Extract the lines that carry the string "this" from the listing.

[Data records]
----------

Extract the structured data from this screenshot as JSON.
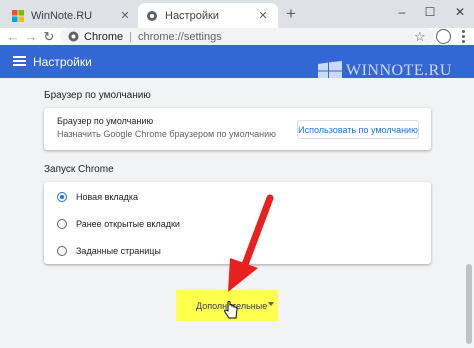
{
  "tabs": [
    {
      "title": "WinNote.RU",
      "icon": "windows-logo-icon"
    },
    {
      "title": "Настройки",
      "icon": "settings-gear-icon"
    }
  ],
  "toolbar": {
    "origin_label": "Chrome",
    "url": "chrome://settings"
  },
  "header": {
    "title": "Настройки"
  },
  "watermark": "WINNOTE.RU",
  "default_browser": {
    "section_title": "Браузер по умолчанию",
    "row_title": "Браузер по умолчанию",
    "row_subtitle": "Назначить Google Chrome браузером по умолчанию",
    "button_label": "Использовать по умолчанию"
  },
  "startup": {
    "section_title": "Запуск Chrome",
    "options": [
      {
        "label": "Новая вкладка",
        "selected": true
      },
      {
        "label": "Ранее открытые вкладки",
        "selected": false
      },
      {
        "label": "Заданные страницы",
        "selected": false
      }
    ]
  },
  "advanced": {
    "label": "Дополнительные",
    "highlight_color": "#ffff4d"
  },
  "colors": {
    "header": "#3367d6",
    "accent": "#1a73e8",
    "annotation_arrow": "#e8211e"
  }
}
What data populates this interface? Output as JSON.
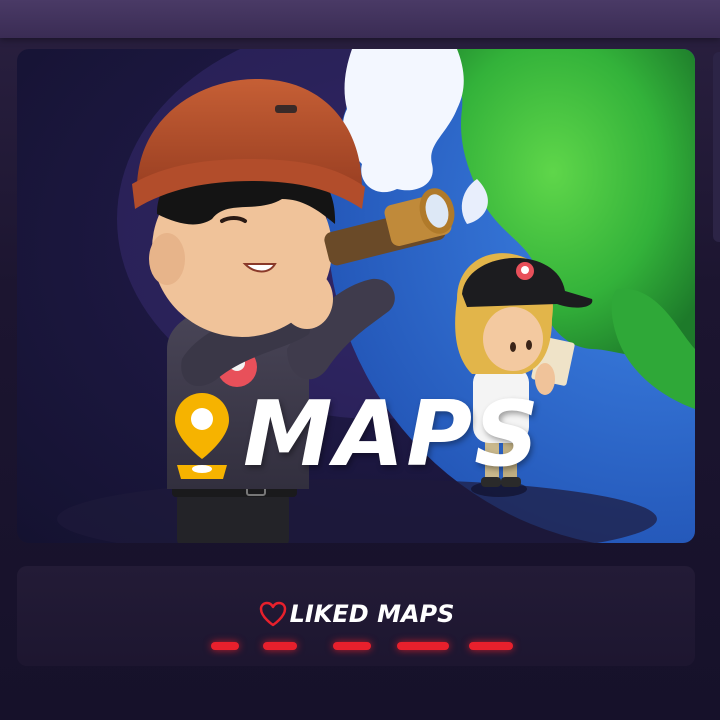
{
  "maps_card": {
    "title": "MAPS",
    "icon": "map-pin-icon",
    "accent_color": "#f6b300"
  },
  "liked_maps": {
    "title": "LIKED MAPS",
    "icon": "heart-outline-icon",
    "accent_color": "#e8202c"
  }
}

----------

Finished task:
Extract the structured data from this screenshot as JSON.
What data populates this interface? Output as JSON.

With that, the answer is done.